● WRITTEN INSTRUCTION:
Sift the material for lines containing "quàm", and return them.

Extracted data entries:
= = =

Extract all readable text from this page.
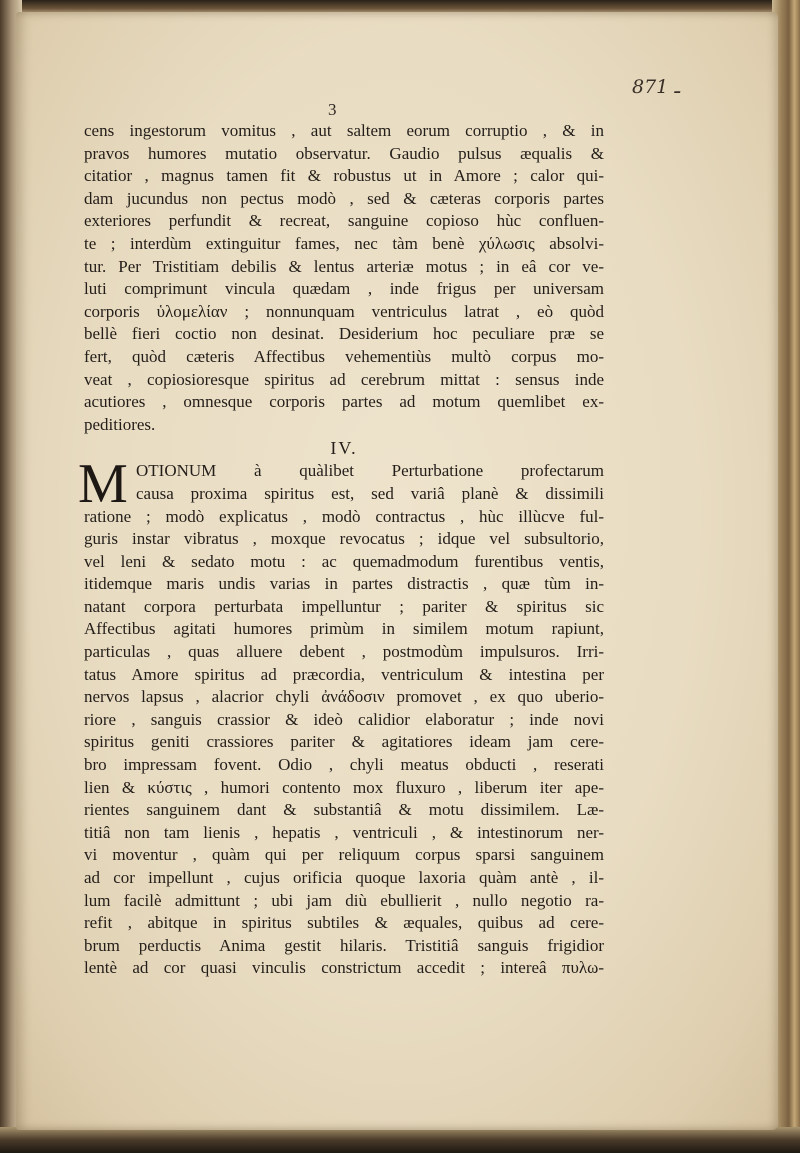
ـ 871
3
cens ingestorum vomitus , aut saltem eorum corruptio , & in
pravos humores mutatio observatur. Gaudio pulsus æqualis &
citatior , magnus tamen fit & robustus ut in Amore ; calor qui-
dam jucundus non pectus modò , sed & cæteras corporis partes
exteriores perfundit & recreat, sanguine copioso hùc confluen-
te ; interdùm extinguitur fames, nec tàm benè χύλωσις absolvi-
tur. Per Tristitiam debilis & lentus arteriæ motus ; in eâ cor ve-
luti comprimunt vincula quædam , inde frigus per universam
corporis ὑλομελίαν ; nonnunquam ventriculus latrat , eò quòd
bellè fieri coctio non desinat. Desiderium hoc peculiare præ se
fert, quòd cæteris Affectibus vehementiùs multò corpus mo-
veat , copiosioresque spiritus ad cerebrum mittat : sensus inde
acutiores , omnesque corporis partes ad motum quemlibet ex-
peditiores.
IV.
M OTIONUM à quàlibet Perturbatione profectarum
causa proxima spiritus est, sed variâ planè & dissimili
ratione ; modò explicatus , modò contractus , hùc illùcve ful-
guris instar vibratus , moxque revocatus ; idque vel subsultorio,
vel leni & sedato motu : ac quemadmodum furentibus ventis,
itidemque maris undis varias in partes distractis , quæ tùm in-
natant corpora perturbata impelluntur ; pariter & spiritus sic
Affectibus agitati humores primùm in similem motum rapiunt,
particulas , quas alluere debent , postmodùm impulsuros. Irri-
tatus Amore spiritus ad præcordia, ventriculum & intestina per
nervos lapsus , alacrior chyli ἀνάδοσιν promovet , ex quo uberio-
riore , sanguis crassior & ideò calidior elaboratur ; inde novi
spiritus geniti crassiores pariter & agitatiores ideam jam cere-
bro impressam fovent. Odio , chyli meatus obducti , reserati
lien & κύστις , humori contento mox fluxuro , liberum iter ape-
rientes sanguinem dant & substantiâ & motu dissimilem. Læ-
titiâ non tam lienis , hepatis , ventriculi , & intestinorum ner-
vi moventur , quàm qui per reliquum corpus sparsi sanguinem
ad cor impellunt , cujus orificia quoque laxoria quàm antè , il-
lum facilè admittunt ; ubi jam diù ebullierit , nullo negotio ra-
refit , abitque in spiritus subtiles & æquales, quibus ad cere-
brum perductis Anima gestit hilaris. Tristitiâ sanguis frigidior
lentè ad cor quasi vinculis constrictum accedit ; intereâ πυλω-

= = =

● OUTPUT OF THE TASK:
vi moventur , quàm qui per reliquum corpus sparsi sanguinem
ad cor impellunt , cujus orificia quoque laxoria quàm antè , il-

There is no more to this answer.